* What is asked *
Write down every entry below once more, exactly.

--- Provided data ---

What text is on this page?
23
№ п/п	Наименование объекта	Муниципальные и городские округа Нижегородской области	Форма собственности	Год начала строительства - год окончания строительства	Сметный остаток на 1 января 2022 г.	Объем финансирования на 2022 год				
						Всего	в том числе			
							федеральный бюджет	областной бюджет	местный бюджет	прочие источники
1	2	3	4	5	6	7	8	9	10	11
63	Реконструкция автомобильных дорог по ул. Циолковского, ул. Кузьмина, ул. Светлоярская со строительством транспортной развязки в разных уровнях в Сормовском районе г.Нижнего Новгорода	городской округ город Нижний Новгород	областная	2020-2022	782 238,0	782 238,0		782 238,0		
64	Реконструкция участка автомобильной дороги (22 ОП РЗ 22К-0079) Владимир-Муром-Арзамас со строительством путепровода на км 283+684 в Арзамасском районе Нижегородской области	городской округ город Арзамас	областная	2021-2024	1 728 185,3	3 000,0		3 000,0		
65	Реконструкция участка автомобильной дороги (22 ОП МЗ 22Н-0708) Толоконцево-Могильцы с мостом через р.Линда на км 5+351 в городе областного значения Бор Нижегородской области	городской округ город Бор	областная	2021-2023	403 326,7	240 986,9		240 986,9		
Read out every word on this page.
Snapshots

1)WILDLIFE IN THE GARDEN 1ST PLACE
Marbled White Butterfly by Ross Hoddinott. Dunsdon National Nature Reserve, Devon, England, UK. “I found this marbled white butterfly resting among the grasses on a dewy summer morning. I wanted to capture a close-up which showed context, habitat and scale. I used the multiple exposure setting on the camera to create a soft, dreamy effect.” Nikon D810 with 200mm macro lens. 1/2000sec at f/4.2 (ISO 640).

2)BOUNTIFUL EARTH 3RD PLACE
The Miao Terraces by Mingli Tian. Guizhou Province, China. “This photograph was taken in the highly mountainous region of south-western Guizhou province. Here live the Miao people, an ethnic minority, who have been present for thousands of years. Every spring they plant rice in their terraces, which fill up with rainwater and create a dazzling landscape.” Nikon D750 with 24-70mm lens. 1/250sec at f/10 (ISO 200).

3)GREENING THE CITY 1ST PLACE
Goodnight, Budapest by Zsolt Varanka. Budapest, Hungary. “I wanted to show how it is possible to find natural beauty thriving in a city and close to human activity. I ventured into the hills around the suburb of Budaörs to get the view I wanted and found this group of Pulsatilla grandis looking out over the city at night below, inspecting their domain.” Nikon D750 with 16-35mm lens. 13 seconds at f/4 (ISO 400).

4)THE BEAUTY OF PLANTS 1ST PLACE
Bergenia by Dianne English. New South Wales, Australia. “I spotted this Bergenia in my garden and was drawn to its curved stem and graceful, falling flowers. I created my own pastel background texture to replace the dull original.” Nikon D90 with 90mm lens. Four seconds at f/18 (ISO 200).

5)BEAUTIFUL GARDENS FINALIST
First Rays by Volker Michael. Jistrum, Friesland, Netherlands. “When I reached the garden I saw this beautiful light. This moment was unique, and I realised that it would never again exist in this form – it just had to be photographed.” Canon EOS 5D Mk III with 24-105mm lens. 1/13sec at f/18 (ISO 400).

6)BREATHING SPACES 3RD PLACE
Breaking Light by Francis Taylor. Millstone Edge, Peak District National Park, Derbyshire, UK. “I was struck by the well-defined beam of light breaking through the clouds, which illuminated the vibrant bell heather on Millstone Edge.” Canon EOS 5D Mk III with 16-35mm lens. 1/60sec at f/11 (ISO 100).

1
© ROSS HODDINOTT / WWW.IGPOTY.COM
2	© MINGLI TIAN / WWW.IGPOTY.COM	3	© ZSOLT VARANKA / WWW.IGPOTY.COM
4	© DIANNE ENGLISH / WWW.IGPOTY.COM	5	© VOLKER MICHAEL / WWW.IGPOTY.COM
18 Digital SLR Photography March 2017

---

* Right answer *
What text is on this page?
23
№ п/п	Наименование объекта	Муниципальные и городские округа Нижегородской области	Форма собственности	Год начала строительства - год окончания строительства	Сметный остаток на 1 января 2022 г.	Объем финансирования на 2022 год				
						Всего	в том числе			
							федеральный бюджет	областной бюджет	местный бюджет	прочие источники
1	2	3	4	5	6	7	8	9	10	11
63	Реконструкция автомобильных дорог по ул. Циолковского, ул. Кузьмина, ул. Светлоярская со строительством транспортной развязки в разных уровнях в Сормовском районе г.Нижнего Новгорода	городской округ город Нижний Новгород	областная	2020-2022	782 238,0	782 238,0		782 238,0		
64	Реконструкция участка автомобильной дороги (22 ОП РЗ 22К-0079) Владимир-Муром-Арзамас со строительством путепровода на км 283+684 в Арзамасском районе Нижегородской области	городской округ город Арзамас	областная	2021-2024	1 728 185,3	3 000,0		3 000,0		
65	Реконструкция участка автомобильной дороги (22 ОП МЗ 22Н-0708) Толоконцево-Могильцы с мостом через р.Линда на км 5+351 в городе областного значения Бор Нижегородской области	городской округ город Бор	областная	2021-2023	403 326,7	240 986,9		240 986,9		
Read out every word on this page.
Snapshots

1)WILDLIFE IN THE GARDEN 1ST PLACE
Marbled White Butterfly by Ross Hoddinott. Dunsdon National Nature Reserve, Devon, England, UK. “I found this marbled white butterfly resting among the grasses on a dewy summer morning. I wanted to capture a close-up which showed context, habitat and scale. I used the multiple exposure setting on the camera to create a soft, dreamy effect.” Nikon D810 with 200mm macro lens. 1/2000sec at f/4.2 (ISO 640).

2)BOUNTIFUL EARTH 3RD PLACE
The Miao Terraces by Mingli Tian. Guizhou Province, China. “This photograph was taken in the highly mountainous region of south-western Guizhou province. Here live the Miao people, an ethnic minority, who have been present for thousands of years. Every spring they plant rice in their terraces, which fill up with rainwater and create a dazzling landscape.” Nikon D750 with 24-70mm lens. 1/250sec at f/10 (ISO 200).

3)GREENING THE CITY 1ST PLACE
Goodnight, Budapest by Zsolt Varanka. Budapest, Hungary. “I wanted to show how it is possible to find natural beauty thriving in a city and close to human activity. I ventured into the hills around the suburb of Budaörs to get the view I wanted and found this group of Pulsatilla grandis looking out over the city at night below, inspecting their domain.” Nikon D750 with 16-35mm lens. 13 seconds at f/4 (ISO 400).

4)THE BEAUTY OF PLANTS 1ST PLACE
Bergenia by Dianne English. New South Wales, Australia. “I spotted this Bergenia in my garden and was drawn to its curved stem and graceful, falling flowers. I created my own pastel background texture to replace the dull original.” Nikon D90 with 90mm lens. Four seconds at f/18 (ISO 200).

5)BEAUTIFUL GARDENS FINALIST
First Rays by Volker Michael. Jistrum, Friesland, Netherlands. “When I reached the garden I saw this beautiful light. This moment was unique, and I realised that it would never again exist in this form – it just had to be photographed.” Canon EOS 5D Mk III with 24-105mm lens. 1/13sec at f/18 (ISO 400).

6)BREATHING SPACES 3RD PLACE
Breaking Light by Francis Taylor. Millstone Edge, Peak District National Park, Derbyshire, UK. “I was struck by the well-defined beam of light breaking through the clouds, which illuminated the vibrant bell heather on Millstone Edge.” Canon EOS 5D Mk III with 16-35mm lens. 1/60sec at f/11 (ISO 100).

1
© ROSS HODDINOTT / WWW.IGPOTY.COM
2	© MINGLI TIAN / WWW.IGPOTY.COM	3	© ZSOLT VARANKA / WWW.IGPOTY.COM
4	© DIANNE ENGLISH / WWW.IGPOTY.COM	5	© VOLKER MICHAEL / WWW.IGPOTY.COM
18 Digital SLR Photography March 2017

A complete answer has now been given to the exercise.